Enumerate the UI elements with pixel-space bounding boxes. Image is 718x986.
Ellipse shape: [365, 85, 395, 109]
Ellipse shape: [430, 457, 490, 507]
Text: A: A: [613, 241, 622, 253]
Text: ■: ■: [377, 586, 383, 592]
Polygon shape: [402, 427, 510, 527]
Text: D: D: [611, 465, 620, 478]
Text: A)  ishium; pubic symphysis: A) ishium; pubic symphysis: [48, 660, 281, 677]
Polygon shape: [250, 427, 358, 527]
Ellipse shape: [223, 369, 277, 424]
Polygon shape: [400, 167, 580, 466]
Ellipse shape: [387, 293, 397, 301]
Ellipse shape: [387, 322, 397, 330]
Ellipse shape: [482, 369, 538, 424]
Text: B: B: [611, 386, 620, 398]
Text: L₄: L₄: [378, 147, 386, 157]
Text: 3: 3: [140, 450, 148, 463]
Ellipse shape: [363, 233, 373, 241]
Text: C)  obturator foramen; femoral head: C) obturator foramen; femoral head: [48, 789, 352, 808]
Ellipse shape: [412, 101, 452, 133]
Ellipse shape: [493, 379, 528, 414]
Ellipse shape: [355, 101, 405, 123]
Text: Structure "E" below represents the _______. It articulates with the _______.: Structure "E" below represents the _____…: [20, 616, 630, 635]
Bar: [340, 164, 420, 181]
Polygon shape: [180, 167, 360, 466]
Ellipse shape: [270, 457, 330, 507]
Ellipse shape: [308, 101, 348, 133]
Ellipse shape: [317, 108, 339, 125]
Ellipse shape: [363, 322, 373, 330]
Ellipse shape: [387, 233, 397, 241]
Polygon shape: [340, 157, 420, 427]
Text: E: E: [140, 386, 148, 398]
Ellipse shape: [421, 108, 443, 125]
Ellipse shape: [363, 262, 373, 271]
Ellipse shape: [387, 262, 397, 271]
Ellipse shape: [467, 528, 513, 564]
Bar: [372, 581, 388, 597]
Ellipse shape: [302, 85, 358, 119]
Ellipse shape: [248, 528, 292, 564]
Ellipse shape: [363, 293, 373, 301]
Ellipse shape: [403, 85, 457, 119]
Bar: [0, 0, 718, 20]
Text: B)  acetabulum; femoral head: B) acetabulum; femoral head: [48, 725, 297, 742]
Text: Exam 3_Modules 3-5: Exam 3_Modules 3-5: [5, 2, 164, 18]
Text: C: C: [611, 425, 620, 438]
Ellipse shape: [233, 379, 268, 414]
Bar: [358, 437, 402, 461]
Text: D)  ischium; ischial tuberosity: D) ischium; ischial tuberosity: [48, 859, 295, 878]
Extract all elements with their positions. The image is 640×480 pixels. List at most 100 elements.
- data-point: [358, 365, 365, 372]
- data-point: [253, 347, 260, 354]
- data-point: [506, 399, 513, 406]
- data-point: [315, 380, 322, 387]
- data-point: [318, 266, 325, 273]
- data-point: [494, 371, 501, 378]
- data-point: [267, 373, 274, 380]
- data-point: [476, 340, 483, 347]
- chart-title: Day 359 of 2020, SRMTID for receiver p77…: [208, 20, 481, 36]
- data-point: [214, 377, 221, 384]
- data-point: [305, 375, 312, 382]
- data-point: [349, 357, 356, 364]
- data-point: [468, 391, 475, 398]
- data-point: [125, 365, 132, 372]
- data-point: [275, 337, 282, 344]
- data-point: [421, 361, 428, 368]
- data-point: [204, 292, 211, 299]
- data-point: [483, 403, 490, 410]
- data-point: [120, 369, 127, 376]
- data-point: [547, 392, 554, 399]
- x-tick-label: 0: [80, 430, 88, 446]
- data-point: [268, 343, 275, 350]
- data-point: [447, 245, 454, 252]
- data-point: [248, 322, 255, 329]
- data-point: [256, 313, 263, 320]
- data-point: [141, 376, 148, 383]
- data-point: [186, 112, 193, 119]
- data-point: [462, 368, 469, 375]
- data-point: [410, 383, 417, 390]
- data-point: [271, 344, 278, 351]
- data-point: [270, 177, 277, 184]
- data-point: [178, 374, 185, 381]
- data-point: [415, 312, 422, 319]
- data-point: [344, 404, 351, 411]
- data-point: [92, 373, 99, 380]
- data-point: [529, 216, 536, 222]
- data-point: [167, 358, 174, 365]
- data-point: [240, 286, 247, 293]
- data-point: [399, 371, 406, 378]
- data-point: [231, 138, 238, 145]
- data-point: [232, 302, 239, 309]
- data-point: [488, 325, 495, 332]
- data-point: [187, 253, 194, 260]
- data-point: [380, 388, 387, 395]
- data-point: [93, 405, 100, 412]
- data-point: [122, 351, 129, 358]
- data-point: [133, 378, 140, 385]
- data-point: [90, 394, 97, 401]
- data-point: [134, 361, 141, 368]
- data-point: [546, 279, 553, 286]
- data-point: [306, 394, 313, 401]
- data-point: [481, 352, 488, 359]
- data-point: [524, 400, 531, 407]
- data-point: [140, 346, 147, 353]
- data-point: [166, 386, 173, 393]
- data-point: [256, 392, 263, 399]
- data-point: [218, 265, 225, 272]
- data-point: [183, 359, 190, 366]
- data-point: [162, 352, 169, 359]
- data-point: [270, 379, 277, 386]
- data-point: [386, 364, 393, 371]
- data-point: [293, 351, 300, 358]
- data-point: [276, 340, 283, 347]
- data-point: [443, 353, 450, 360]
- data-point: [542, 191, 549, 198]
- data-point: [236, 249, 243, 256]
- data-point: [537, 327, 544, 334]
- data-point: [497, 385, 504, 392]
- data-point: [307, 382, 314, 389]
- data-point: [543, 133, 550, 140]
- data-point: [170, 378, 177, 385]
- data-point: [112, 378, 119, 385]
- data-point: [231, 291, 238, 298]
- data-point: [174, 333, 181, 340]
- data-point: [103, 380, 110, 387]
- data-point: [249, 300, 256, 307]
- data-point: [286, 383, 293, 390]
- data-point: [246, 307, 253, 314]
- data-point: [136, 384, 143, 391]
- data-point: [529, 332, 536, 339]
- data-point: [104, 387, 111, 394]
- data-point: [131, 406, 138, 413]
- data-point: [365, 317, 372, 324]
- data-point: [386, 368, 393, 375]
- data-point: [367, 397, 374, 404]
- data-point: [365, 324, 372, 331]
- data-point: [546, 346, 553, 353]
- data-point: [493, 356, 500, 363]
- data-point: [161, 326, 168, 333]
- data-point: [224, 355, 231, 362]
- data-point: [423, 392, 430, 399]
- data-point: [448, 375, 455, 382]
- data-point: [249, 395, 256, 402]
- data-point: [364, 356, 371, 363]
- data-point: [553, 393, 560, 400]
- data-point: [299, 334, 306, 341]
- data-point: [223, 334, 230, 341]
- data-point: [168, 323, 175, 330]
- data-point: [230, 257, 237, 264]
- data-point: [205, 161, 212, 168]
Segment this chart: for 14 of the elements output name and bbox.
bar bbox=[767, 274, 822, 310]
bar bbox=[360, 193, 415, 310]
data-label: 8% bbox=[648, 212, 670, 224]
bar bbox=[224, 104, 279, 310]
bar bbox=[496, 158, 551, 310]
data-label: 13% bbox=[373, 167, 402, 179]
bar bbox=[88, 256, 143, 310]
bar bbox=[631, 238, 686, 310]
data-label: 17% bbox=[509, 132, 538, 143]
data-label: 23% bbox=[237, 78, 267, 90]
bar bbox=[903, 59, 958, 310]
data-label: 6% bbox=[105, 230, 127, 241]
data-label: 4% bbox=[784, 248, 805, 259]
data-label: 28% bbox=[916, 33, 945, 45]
=======
• Problem to solve:
Render every line of the entries above as a JSON list of strings, one string per line and blank lines omitted.

• Result:
[
  "Enumerate the UI elements with pixel-space bounding boxes. Image is 718x986.",
  "Ellipse shape: [365, 85, 395, 109]",
  "Ellipse shape: [430, 457, 490, 507]",
  "Text: A: A: [613, 241, 622, 253]",
  "Text: ■: ■: [377, 586, 383, 592]",
  "Polygon shape: [402, 427, 510, 527]",
  "Text: D: D: [611, 465, 620, 478]",
  "Text: A)  ishium; pubic symphysis: A) ishium; pubic symphysis: [48, 660, 281, 677]",
  "Polygon shape: [250, 427, 358, 527]",
  "Ellipse shape: [223, 369, 277, 424]",
  "Polygon shape: [400, 167, 580, 466]",
  "Ellipse shape: [387, 293, 397, 301]",
  "Ellipse shape: [387, 322, 397, 330]",
  "Ellipse shape: [482, 369, 538, 424]",
  "Text: B: B: [611, 386, 620, 398]",
  "Text: L₄: L₄: [378, 147, 386, 157]",
  "Text: 3: 3: [140, 450, 148, 463]",
  "Ellipse shape: [363, 233, 373, 241]",
  "Text: C)  obturator foramen; femoral head: C) obturator foramen; femoral head: [48, 789, 352, 808]",
  "Ellipse shape: [412, 101, 452, 133]",
  "Ellipse shape: [493, 379, 528, 414]",
  "Ellipse shape: [355, 101, 405, 123]",
  "Text: Structure \"E\" below represents the _______. It articulates with the _______.: Structure \"E\" below represents the _____…: [20, 616, 630, 635]",
  "Bar: [340, 164, 420, 181]",
  "Polygon shape: [180, 167, 360, 466]",
  "Ellipse shape: [270, 457, 330, 507]",
  "Ellipse shape: [308, 101, 348, 133]",
  "Ellipse shape: [317, 108, 339, 125]",
  "Ellipse shape: [363, 322, 373, 330]",
  "Ellipse shape: [387, 233, 397, 241]",
  "Polygon shape: [340, 157, 420, 427]",
  "Text: E: E: [140, 386, 148, 398]",
  "Ellipse shape: [421, 108, 443, 125]",
  "Ellipse shape: [363, 262, 373, 271]",
  "Ellipse shape: [387, 262, 397, 271]",
  "Ellipse shape: [467, 528, 513, 564]",
  "Bar: [372, 581, 388, 597]",
  "Ellipse shape: [302, 85, 358, 119]",
  "Ellipse shape: [248, 528, 292, 564]",
  "Ellipse shape: [363, 293, 373, 301]",
  "Ellipse shape: [403, 85, 457, 119]",
  "Bar: [0, 0, 718, 20]",
  "Text: B)  acetabulum; femoral head: B) acetabulum; femoral head: [48, 725, 297, 742]",
  "Text: Exam 3_Modules 3-5: Exam 3_Modules 3-5: [5, 2, 164, 18]",
  "Text: C: C: [611, 425, 620, 438]",
  "Ellipse shape: [233, 379, 268, 414]",
  "Bar: [358, 437, 402, 461]",
  "Text: D)  ischium; ischial tuberosity: D) ischium; ischial tuberosity: [48, 859, 295, 878]",
  "Extract all elements with their positions. The image is 640×480 pixels. List at most 100 elements.",
  "- data-point: [358, 365, 365, 372]",
  "- data-point: [253, 347, 260, 354]",
  "- data-point: [506, 399, 513, 406]",
  "- data-point: [315, 380, 322, 387]",
  "- data-point: [318, 266, 325, 273]",
  "- data-point: [494, 371, 501, 378]",
  "- data-point: [267, 373, 274, 380]",
  "- data-point: [476, 340, 483, 347]",
  "- chart-title: Day 359 of 2020, SRMTID for receiver p77…: [208, 20, 481, 36]",
  "- data-point: [214, 377, 221, 384]",
  "- data-point: [305, 375, 312, 382]",
  "- data-point: [349, 357, 356, 364]",
  "- data-point: [468, 391, 475, 398]",
  "- data-point: [125, 365, 132, 372]",
  "- data-point: [275, 337, 282, 344]",
  "- data-point: [421, 361, 428, 368]",
  "- data-point: [204, 292, 211, 299]",
  "- data-point: [483, 403, 490, 410]",
  "- data-point: [120, 369, 127, 376]",
  "- data-point: [547, 392, 554, 399]",
  "- x-tick-label: 0: [80, 430, 88, 446]",
  "- data-point: [268, 343, 275, 350]",
  "- data-point: [447, 245, 454, 252]",
  "- data-point: [248, 322, 255, 329]",
  "- data-point: [256, 313, 263, 320]",
  "- data-point: [141, 376, 148, 383]",
  "- data-point: [186, 112, 193, 119]",
  "- data-point: [462, 368, 469, 375]",
  "- data-point: [410, 383, 417, 390]",
  "- data-point: [271, 344, 278, 351]",
  "- data-point: [270, 177, 277, 184]",
  "- data-point: [178, 374, 185, 381]",
  "- data-point: [415, 312, 422, 319]",
  "- data-point: [344, 404, 351, 411]",
  "- data-point: [92, 373, 99, 380]",
  "- data-point: [529, 216, 536, 222]",
  "- data-point: [167, 358, 174, 365]",
  "- data-point: [240, 286, 247, 293]",
  "- data-point: [399, 371, 406, 378]",
  "- data-point: [231, 138, 238, 145]",
  "- data-point: [232, 302, 239, 309]",
  "- data-point: [488, 325, 495, 332]",
  "- data-point: [187, 253, 194, 260]",
  "- data-point: [380, 388, 387, 395]",
  "- data-point: [93, 405, 100, 412]",
  "- data-point: [122, 351, 129, 358]",
  "- data-point: [133, 378, 140, 385]",
  "- data-point: [90, 394, 97, 401]",
  "- data-point: [134, 361, 141, 368]",
  "- data-point: [546, 279, 553, 286]",
  "- data-point: [306, 394, 313, 401]",
  "- data-point: [481, 352, 488, 359]",
  "- data-point: [524, 400, 531, 407]",
  "- data-point: [140, 346, 147, 353]",
  "- data-point: [166, 386, 173, 393]",
  "- data-point: [256, 392, 263, 399]",
  "- data-point: [218, 265, 225, 272]",
  "- data-point: [183, 359, 190, 366]",
  "- data-point: [162, 352, 169, 359]",
  "- data-point: [270, 379, 277, 386]",
  "- data-point: [386, 364, 393, 371]",
  "- data-point: [293, 351, 300, 358]",
  "- data-point: [276, 340, 283, 347]",
  "- data-point: [443, 353, 450, 360]",
  "- data-point: [542, 191, 549, 198]",
  "- data-point: [236, 249, 243, 256]",
  "- data-point: [537, 327, 544, 334]",
  "- data-point: [497, 385, 504, 392]",
  "- data-point: [307, 382, 314, 389]",
  "- data-point: [543, 133, 550, 140]",
  "- data-point: [170, 378, 177, 385]",
  "- data-point: [112, 378, 119, 385]",
  "- data-point: [231, 291, 238, 298]",
  "- data-point: [174, 333, 181, 340]",
  "- data-point: [103, 380, 110, 387]",
  "- data-point: [249, 300, 256, 307]",
  "- data-point: [286, 383, 293, 390]",
  "- data-point: [246, 307, 253, 314]",
  "- data-point: [136, 384, 143, 391]",
  "- data-point: [529, 332, 536, 339]",
  "- data-point: [104, 387, 111, 394]",
  "- data-point: [131, 406, 138, 413]",
  "- data-point: [365, 317, 372, 324]",
  "- data-point: [386, 368, 393, 375]",
  "- data-point: [367, 397, 374, 404]",
  "- data-point: [365, 324, 372, 331]",
  "- data-point: [546, 346, 553, 353]",
  "- data-point: [493, 356, 500, 363]",
  "- data-point: [161, 326, 168, 333]",
  "- data-point: [224, 355, 231, 362]",
  "- data-point: [423, 392, 430, 399]",
  "- data-point: [448, 375, 455, 382]",
  "- data-point: [249, 395, 256, 402]",
  "- data-point: [364, 356, 371, 363]",
  "- data-point: [553, 393, 560, 400]",
  "- data-point: [299, 334, 306, 341]",
  "- data-point: [223, 334, 230, 341]",
  "- data-point: [168, 323, 175, 330]",
  "- data-point: [230, 257, 237, 264]",
  "- data-point: [205, 161, 212, 168]",
  "Segment this chart: for 14 of the elements output name and bbox.",
  "bar bbox=[767, 274, 822, 310]",
  "bar bbox=[360, 193, 415, 310]",
  "data-label: 8% bbox=[648, 212, 670, 224]",
  "bar bbox=[224, 104, 279, 310]",
  "bar bbox=[496, 158, 551, 310]",
  "data-label: 13% bbox=[373, 167, 402, 179]",
  "bar bbox=[88, 256, 143, 310]",
  "bar bbox=[631, 238, 686, 310]",
  "data-label: 17% bbox=[509, 132, 538, 143]",
  "data-label: 23% bbox=[237, 78, 267, 90]",
  "bar bbox=[903, 59, 958, 310]",
  "data-label: 6% bbox=[105, 230, 127, 241]",
  "data-label: 4% bbox=[784, 248, 805, 259]",
  "data-label: 28% bbox=[916, 33, 945, 45]"
]